▸ Stated task: Repeat every record below exactly, omitting any pictures.
_ _ _ _
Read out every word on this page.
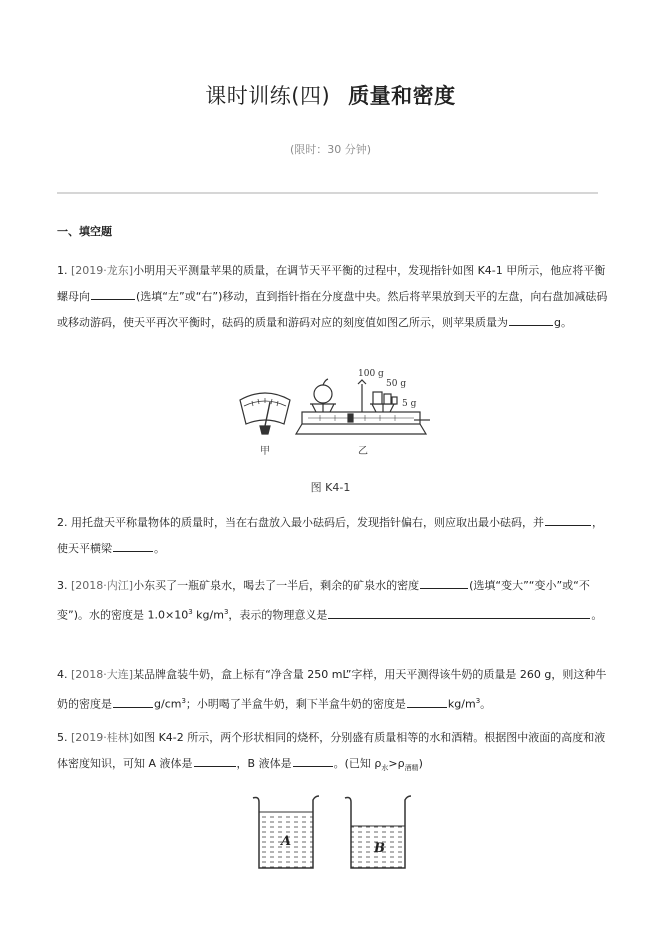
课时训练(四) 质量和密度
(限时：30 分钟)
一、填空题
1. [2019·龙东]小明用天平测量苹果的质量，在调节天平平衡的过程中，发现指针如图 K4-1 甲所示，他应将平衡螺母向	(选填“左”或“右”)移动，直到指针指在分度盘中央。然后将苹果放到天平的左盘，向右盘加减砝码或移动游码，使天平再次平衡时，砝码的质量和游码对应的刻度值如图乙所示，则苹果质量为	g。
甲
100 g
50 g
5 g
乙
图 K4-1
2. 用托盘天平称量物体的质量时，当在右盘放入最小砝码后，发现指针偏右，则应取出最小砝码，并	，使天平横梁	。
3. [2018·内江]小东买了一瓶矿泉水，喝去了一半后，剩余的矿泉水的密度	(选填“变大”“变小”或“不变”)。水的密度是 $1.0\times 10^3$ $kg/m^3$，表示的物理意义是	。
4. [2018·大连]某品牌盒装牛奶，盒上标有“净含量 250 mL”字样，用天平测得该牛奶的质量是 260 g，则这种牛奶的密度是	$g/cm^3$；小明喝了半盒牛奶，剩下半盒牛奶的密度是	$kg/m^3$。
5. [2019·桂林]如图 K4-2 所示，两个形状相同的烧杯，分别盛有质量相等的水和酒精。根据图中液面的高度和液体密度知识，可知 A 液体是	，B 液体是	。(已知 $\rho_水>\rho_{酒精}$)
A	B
_ _ _ _
▸ Reply:
Read out every word on this page.
课时训练(四) 质量和密度
(限时：30 分钟)
一、填空题
1. [2019·龙东]小明用天平测量苹果的质量，在调节天平平衡的过程中，发现指针如图 K4-1 甲所示，他应将平衡螺母向	(选填“左”或“右”)移动，直到指针指在分度盘中央。然后将苹果放到天平的左盘，向右盘加减砝码或移动游码，使天平再次平衡时，砝码的质量和游码对应的刻度值如图乙所示，则苹果质量为	g。
甲
100 g
50 g
5 g
乙
图 K4-1
2. 用托盘天平称量物体的质量时，当在右盘放入最小砝码后，发现指针偏右，则应取出最小砝码，并	，使天平横梁	。
3. [2018·内江]小东买了一瓶矿泉水，喝去了一半后，剩余的矿泉水的密度	(选填“变大”“变小”或“不变”)。水的密度是 $1.0\times 10^3$ $kg/m^3$，表示的物理意义是	。
4. [2018·大连]某品牌盒装牛奶，盒上标有“净含量 250 mL”字样，用天平测得该牛奶的质量是 260 g，则这种牛奶的密度是	$g/cm^3$；小明喝了半盒牛奶，剩下半盒牛奶的密度是	$kg/m^3$。
5. [2019·桂林]如图 K4-2 所示，两个形状相同的烧杯，分别盛有质量相等的水和酒精。根据图中液面的高度和液体密度知识，可知 A 液体是	，B 液体是	。(已知 $\rho_水>\rho_{酒精}$)
A	B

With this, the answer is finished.